■ Instructions to follow
Output the lines that follow exactly as they are.

■ Given records
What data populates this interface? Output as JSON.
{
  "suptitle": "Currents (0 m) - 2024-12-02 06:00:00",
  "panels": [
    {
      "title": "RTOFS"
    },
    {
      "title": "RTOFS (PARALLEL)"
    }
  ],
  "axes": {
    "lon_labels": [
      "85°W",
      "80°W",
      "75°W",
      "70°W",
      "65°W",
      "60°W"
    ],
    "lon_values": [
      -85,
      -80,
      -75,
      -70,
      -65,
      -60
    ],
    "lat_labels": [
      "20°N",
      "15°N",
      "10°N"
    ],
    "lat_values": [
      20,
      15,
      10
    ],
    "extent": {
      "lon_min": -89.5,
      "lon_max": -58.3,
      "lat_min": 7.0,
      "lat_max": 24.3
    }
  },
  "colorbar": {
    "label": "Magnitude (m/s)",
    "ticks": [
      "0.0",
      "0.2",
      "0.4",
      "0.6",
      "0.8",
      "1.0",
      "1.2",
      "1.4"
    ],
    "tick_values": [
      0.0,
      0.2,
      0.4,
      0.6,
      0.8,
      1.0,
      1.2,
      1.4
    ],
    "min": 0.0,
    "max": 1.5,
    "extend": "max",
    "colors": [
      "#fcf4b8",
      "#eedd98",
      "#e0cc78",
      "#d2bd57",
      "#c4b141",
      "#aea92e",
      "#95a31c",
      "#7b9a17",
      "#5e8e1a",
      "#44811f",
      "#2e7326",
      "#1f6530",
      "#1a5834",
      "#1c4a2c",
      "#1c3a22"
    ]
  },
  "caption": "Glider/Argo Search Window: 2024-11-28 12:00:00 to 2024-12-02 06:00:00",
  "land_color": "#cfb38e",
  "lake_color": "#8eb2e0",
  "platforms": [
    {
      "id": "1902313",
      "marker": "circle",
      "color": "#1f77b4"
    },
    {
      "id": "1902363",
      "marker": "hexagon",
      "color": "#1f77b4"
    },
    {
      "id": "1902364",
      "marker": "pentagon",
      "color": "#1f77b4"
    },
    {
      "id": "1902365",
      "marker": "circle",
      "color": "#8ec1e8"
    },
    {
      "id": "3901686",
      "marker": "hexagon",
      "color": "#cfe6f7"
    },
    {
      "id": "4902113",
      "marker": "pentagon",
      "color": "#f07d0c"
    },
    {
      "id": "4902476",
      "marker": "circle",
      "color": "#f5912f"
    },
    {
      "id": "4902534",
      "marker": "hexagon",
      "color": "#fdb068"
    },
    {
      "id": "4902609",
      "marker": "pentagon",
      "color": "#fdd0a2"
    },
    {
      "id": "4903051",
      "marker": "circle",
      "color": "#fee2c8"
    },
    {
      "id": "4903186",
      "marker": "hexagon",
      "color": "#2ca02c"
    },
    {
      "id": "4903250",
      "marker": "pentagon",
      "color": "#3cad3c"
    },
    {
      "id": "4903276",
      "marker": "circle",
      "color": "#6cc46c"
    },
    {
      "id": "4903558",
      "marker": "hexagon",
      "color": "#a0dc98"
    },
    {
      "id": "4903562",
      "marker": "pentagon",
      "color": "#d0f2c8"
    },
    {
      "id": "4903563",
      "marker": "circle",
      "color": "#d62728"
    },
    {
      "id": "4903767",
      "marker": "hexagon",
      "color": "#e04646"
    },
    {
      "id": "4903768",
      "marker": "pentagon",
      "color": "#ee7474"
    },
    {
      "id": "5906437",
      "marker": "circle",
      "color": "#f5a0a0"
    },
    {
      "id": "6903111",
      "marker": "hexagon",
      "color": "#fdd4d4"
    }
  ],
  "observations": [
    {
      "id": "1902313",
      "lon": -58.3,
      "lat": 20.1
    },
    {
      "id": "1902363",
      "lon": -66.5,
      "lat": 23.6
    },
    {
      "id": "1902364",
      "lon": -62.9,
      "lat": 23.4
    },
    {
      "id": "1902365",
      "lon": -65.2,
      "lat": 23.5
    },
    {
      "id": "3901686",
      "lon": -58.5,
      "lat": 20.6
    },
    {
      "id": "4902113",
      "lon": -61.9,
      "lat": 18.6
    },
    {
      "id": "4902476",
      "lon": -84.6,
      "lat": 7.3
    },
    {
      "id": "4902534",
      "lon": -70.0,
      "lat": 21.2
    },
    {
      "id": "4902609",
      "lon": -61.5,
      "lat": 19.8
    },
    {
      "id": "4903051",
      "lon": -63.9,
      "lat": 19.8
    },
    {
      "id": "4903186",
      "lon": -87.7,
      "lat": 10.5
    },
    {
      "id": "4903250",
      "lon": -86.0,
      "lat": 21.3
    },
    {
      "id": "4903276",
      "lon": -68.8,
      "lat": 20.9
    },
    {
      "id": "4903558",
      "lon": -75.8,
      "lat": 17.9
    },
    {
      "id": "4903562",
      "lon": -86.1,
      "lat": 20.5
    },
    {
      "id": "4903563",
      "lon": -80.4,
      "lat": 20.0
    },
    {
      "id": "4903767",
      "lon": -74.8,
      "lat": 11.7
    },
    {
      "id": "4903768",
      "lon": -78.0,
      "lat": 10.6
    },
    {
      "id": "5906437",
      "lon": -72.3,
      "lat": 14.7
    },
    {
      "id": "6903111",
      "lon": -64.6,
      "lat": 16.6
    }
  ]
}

■ Response to the exercise
What data populates this interface? Output as JSON.
{
  "suptitle": "Currents (0 m) - 2024-12-02 06:00:00",
  "panels": [
    {
      "title": "RTOFS"
    },
    {
      "title": "RTOFS (PARALLEL)"
    }
  ],
  "axes": {
    "lon_labels": [
      "85°W",
      "80°W",
      "75°W",
      "70°W",
      "65°W",
      "60°W"
    ],
    "lon_values": [
      -85,
      -80,
      -75,
      -70,
      -65,
      -60
    ],
    "lat_labels": [
      "20°N",
      "15°N",
      "10°N"
    ],
    "lat_values": [
      20,
      15,
      10
    ],
    "extent": {
      "lon_min": -89.5,
      "lon_max": -58.3,
      "lat_min": 7.0,
      "lat_max": 24.3
    }
  },
  "colorbar": {
    "label": "Magnitude (m/s)",
    "ticks": [
      "0.0",
      "0.2",
      "0.4",
      "0.6",
      "0.8",
      "1.0",
      "1.2",
      "1.4"
    ],
    "tick_values": [
      0.0,
      0.2,
      0.4,
      0.6,
      0.8,
      1.0,
      1.2,
      1.4
    ],
    "min": 0.0,
    "max": 1.5,
    "extend": "max",
    "colors": [
      "#fcf4b8",
      "#eedd98",
      "#e0cc78",
      "#d2bd57",
      "#c4b141",
      "#aea92e",
      "#95a31c",
      "#7b9a17",
      "#5e8e1a",
      "#44811f",
      "#2e7326",
      "#1f6530",
      "#1a5834",
      "#1c4a2c",
      "#1c3a22"
    ]
  },
  "caption": "Glider/Argo Search Window: 2024-11-28 12:00:00 to 2024-12-02 06:00:00",
  "land_color": "#cfb38e",
  "lake_color": "#8eb2e0",
  "platforms": [
    {
      "id": "1902313",
      "marker": "circle",
      "color": "#1f77b4"
    },
    {
      "id": "1902363",
      "marker": "hexagon",
      "color": "#1f77b4"
    },
    {
      "id": "1902364",
      "marker": "pentagon",
      "color": "#1f77b4"
    },
    {
      "id": "1902365",
      "marker": "circle",
      "color": "#8ec1e8"
    },
    {
      "id": "3901686",
      "marker": "hexagon",
      "color": "#cfe6f7"
    },
    {
      "id": "4902113",
      "marker": "pentagon",
      "color": "#f07d0c"
    },
    {
      "id": "4902476",
      "marker": "circle",
      "color": "#f5912f"
    },
    {
      "id": "4902534",
      "marker": "hexagon",
      "color": "#fdb068"
    },
    {
      "id": "4902609",
      "marker": "pentagon",
      "color": "#fdd0a2"
    },
    {
      "id": "4903051",
      "marker": "circle",
      "color": "#fee2c8"
    },
    {
      "id": "4903186",
      "marker": "hexagon",
      "color": "#2ca02c"
    },
    {
      "id": "4903250",
      "marker": "pentagon",
      "color": "#3cad3c"
    },
    {
      "id": "4903276",
      "marker": "circle",
      "color": "#6cc46c"
    },
    {
      "id": "4903558",
      "marker": "hexagon",
      "color": "#a0dc98"
    },
    {
      "id": "4903562",
      "marker": "pentagon",
      "color": "#d0f2c8"
    },
    {
      "id": "4903563",
      "marker": "circle",
      "color": "#d62728"
    },
    {
      "id": "4903767",
      "marker": "hexagon",
      "color": "#e04646"
    },
    {
      "id": "4903768",
      "marker": "pentagon",
      "color": "#ee7474"
    },
    {
      "id": "5906437",
      "marker": "circle",
      "color": "#f5a0a0"
    },
    {
      "id": "6903111",
      "marker": "hexagon",
      "color": "#fdd4d4"
    }
  ],
  "observations": [
    {
      "id": "1902313",
      "lon": -58.3,
      "lat": 20.1
    },
    {
      "id": "1902363",
      "lon": -66.5,
      "lat": 23.6
    },
    {
      "id": "1902364",
      "lon": -62.9,
      "lat": 23.4
    },
    {
      "id": "1902365",
      "lon": -65.2,
      "lat": 23.5
    },
    {
      "id": "3901686",
      "lon": -58.5,
      "lat": 20.6
    },
    {
      "id": "4902113",
      "lon": -61.9,
      "lat": 18.6
    },
    {
      "id": "4902476",
      "lon": -84.6,
      "lat": 7.3
    },
    {
      "id": "4902534",
      "lon": -70.0,
      "lat": 21.2
    },
    {
      "id": "4902609",
      "lon": -61.5,
      "lat": 19.8
    },
    {
      "id": "4903051",
      "lon": -63.9,
      "lat": 19.8
    },
    {
      "id": "4903186",
      "lon": -87.7,
      "lat": 10.5
    },
    {
      "id": "4903250",
      "lon": -86.0,
      "lat": 21.3
    },
    {
      "id": "4903276",
      "lon": -68.8,
      "lat": 20.9
    },
    {
      "id": "4903558",
      "lon": -75.8,
      "lat": 17.9
    },
    {
      "id": "4903562",
      "lon": -86.1,
      "lat": 20.5
    },
    {
      "id": "4903563",
      "lon": -80.4,
      "lat": 20.0
    },
    {
      "id": "4903767",
      "lon": -74.8,
      "lat": 11.7
    },
    {
      "id": "4903768",
      "lon": -78.0,
      "lat": 10.6
    },
    {
      "id": "5906437",
      "lon": -72.3,
      "lat": 14.7
    },
    {
      "id": "6903111",
      "lon": -64.6,
      "lat": 16.6
    }
  ]
}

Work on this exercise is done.